(Spatial layout data)
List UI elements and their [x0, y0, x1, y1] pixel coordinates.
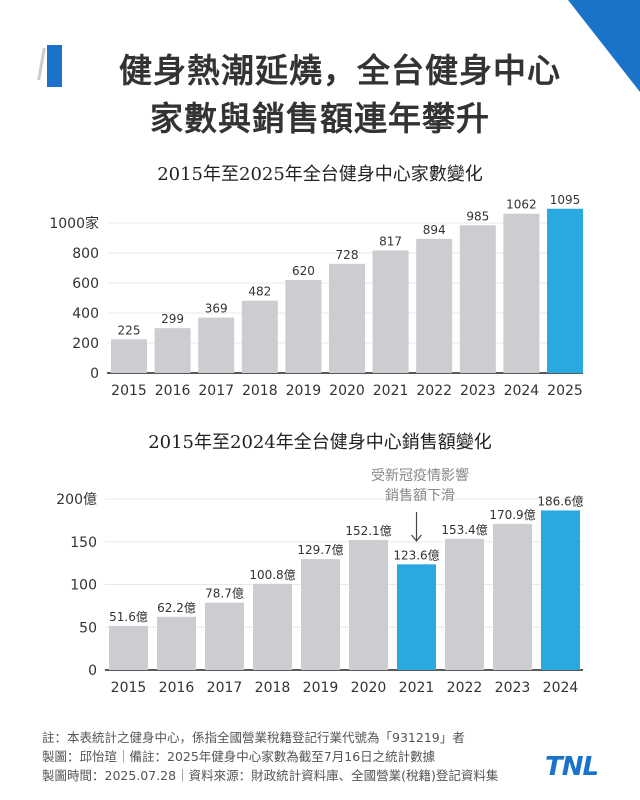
x-tick-label: 2025 [547, 383, 583, 399]
y-tick-label: 50 [79, 620, 97, 636]
chart2-title: 2015年至2024年全台健身中心銷售額變化 [148, 432, 492, 453]
bar-2021 [397, 564, 436, 670]
data-label: 152.1億 [345, 524, 391, 538]
x-tick-label: 2021 [399, 680, 435, 696]
y-tick-label: 200 [72, 336, 99, 352]
x-tick-label: 2019 [303, 680, 339, 696]
data-label: 186.6億 [537, 494, 583, 508]
data-label: 62.2億 [157, 601, 196, 615]
bar-2022 [445, 538, 484, 670]
bar-2018 [241, 300, 278, 373]
bar-2019 [301, 559, 340, 670]
bar-2021 [372, 250, 409, 373]
x-tick-label: 2023 [460, 383, 496, 399]
chart1-title: 2015年至2025年全台健身中心家數變化 [157, 164, 483, 185]
bar-2019 [285, 280, 322, 373]
data-label: 728 [336, 248, 359, 262]
data-label: 1095 [550, 193, 581, 207]
bar-2017 [198, 317, 235, 373]
bar-2017 [205, 602, 244, 670]
y-tick-label: 100 [70, 578, 97, 594]
bar-2022 [416, 238, 453, 373]
x-tick-label: 2020 [329, 383, 365, 399]
tnl-logo: TNL [545, 752, 599, 782]
annotation-arrowhead [411, 534, 422, 542]
bar-2024 [541, 510, 580, 670]
y-tick-label: 0 [90, 366, 99, 382]
page-title-line2: 家數與銷售額連年攀升 [150, 99, 490, 138]
y-tick-label: 0 [88, 663, 97, 679]
x-tick-label: 2015 [111, 680, 147, 696]
bar-2016 [157, 616, 196, 670]
y-tick-label: 800 [72, 246, 99, 262]
bar-2015 [109, 625, 148, 670]
bar-2018 [253, 583, 292, 670]
bar-2023 [493, 523, 532, 670]
data-label: 817 [379, 234, 402, 248]
data-label: 153.4億 [441, 523, 487, 537]
bar-2024 [503, 213, 540, 373]
data-label: 894 [423, 223, 446, 237]
data-label: 129.7億 [297, 543, 343, 557]
data-label: 170.9億 [489, 508, 535, 522]
data-label: 1062 [506, 198, 537, 212]
x-tick-label: 2018 [242, 383, 278, 399]
annotation-line2: 銷售額下滑 [385, 488, 455, 504]
x-tick-label: 2023 [495, 680, 531, 696]
data-label: 78.7億 [205, 587, 244, 601]
x-tick-label: 2015 [111, 383, 147, 399]
data-label: 369 [205, 302, 228, 316]
y-tick-label: 400 [72, 306, 99, 322]
x-tick-label: 2022 [447, 680, 483, 696]
corner-accent [568, 0, 640, 92]
x-tick-label: 2019 [286, 383, 322, 399]
bar-2016 [154, 328, 191, 373]
data-label: 482 [248, 285, 271, 299]
data-label: 985 [466, 209, 489, 223]
bar-2020 [329, 263, 365, 373]
footnote-definition: 註：本表統計之健身中心，係指全國營業稅籍登記行業代號為「931219」者 [42, 730, 465, 745]
y-tick-label: 200億 [56, 492, 97, 508]
data-label: 51.6億 [109, 610, 148, 624]
bar-2020 [349, 539, 388, 670]
x-tick-label: 2022 [416, 383, 452, 399]
y-tick-label: 150 [70, 535, 97, 551]
x-tick-label: 2017 [207, 680, 243, 696]
x-tick-label: 2024 [504, 383, 540, 399]
annotation-line1: 受新冠疫情影響 [371, 468, 469, 484]
y-tick-label: 600 [72, 276, 99, 292]
page-title-line1: 健身熱潮延燒，全台健身中心 [119, 51, 561, 90]
y-tick-label: 1000家 [49, 215, 99, 232]
x-tick-label: 2018 [255, 680, 291, 696]
data-label: 299 [161, 312, 184, 326]
x-tick-label: 2024 [543, 680, 579, 696]
bar-2023 [459, 225, 496, 373]
title-accent-bar [47, 45, 62, 87]
footnote-author: 製圖：邱怡瑄｜備註：2025年健身中心家數為截至7月16日之統計數據 [42, 749, 436, 764]
data-label: 225 [118, 323, 141, 337]
x-tick-label: 2017 [198, 383, 234, 399]
data-label: 123.6億 [393, 548, 439, 562]
footnote-source: 製圖時間：2025.07.28｜資料來源：財政統計資料庫、全國營業(稅籍)登記資… [42, 768, 499, 783]
bar-2025 [547, 208, 583, 373]
x-tick-label: 2021 [373, 383, 409, 399]
x-tick-label: 2016 [159, 680, 195, 696]
data-label: 100.8億 [249, 568, 295, 582]
data-label: 620 [292, 264, 315, 278]
x-tick-label: 2020 [351, 680, 387, 696]
x-tick-label: 2016 [155, 383, 191, 399]
bar-2015 [111, 339, 147, 373]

### Exercise
Reproduce the lines of the records verbatim, starting at the line containing "x-tick-label: 2025 [547, 383, 583, 399]" and ending at the line containing "data-label: 129.7億 [297, 543, 343, 557]", with both of those lines included.

### Task result
x-tick-label: 2025 [547, 383, 583, 399]
y-tick-label: 50 [79, 620, 97, 636]
chart2-title: 2015年至2024年全台健身中心銷售額變化 [148, 432, 492, 453]
bar-2021 [397, 564, 436, 670]
data-label: 152.1億 [345, 524, 391, 538]
x-tick-label: 2021 [399, 680, 435, 696]
y-tick-label: 200 [72, 336, 99, 352]
x-tick-label: 2019 [303, 680, 339, 696]
data-label: 186.6億 [537, 494, 583, 508]
data-label: 62.2億 [157, 601, 196, 615]
bar-2022 [445, 538, 484, 670]
bar-2018 [241, 300, 278, 373]
bar-2019 [301, 559, 340, 670]
bar-2021 [372, 250, 409, 373]
x-tick-label: 2023 [460, 383, 496, 399]
chart1-title: 2015年至2025年全台健身中心家數變化 [157, 164, 483, 185]
bar-2019 [285, 280, 322, 373]
data-label: 728 [336, 248, 359, 262]
data-label: 1095 [550, 193, 581, 207]
bar-2017 [198, 317, 235, 373]
bar-2017 [205, 602, 244, 670]
y-tick-label: 100 [70, 578, 97, 594]
bar-2022 [416, 238, 453, 373]
x-tick-label: 2020 [329, 383, 365, 399]
tnl-logo: TNL [545, 752, 599, 782]
annotation-arrowhead [411, 534, 422, 542]
bar-2024 [541, 510, 580, 670]
y-tick-label: 0 [90, 366, 99, 382]
page-title-line2: 家數與銷售額連年攀升 [150, 99, 490, 138]
y-tick-label: 0 [88, 663, 97, 679]
x-tick-label: 2015 [111, 680, 147, 696]
bar-2016 [157, 616, 196, 670]
y-tick-label: 800 [72, 246, 99, 262]
bar-2015 [109, 625, 148, 670]
bar-2018 [253, 583, 292, 670]
bar-2023 [493, 523, 532, 670]
data-label: 817 [379, 234, 402, 248]
data-label: 153.4億 [441, 523, 487, 537]
bar-2024 [503, 213, 540, 373]
data-label: 894 [423, 223, 446, 237]
data-label: 129.7億 [297, 543, 343, 557]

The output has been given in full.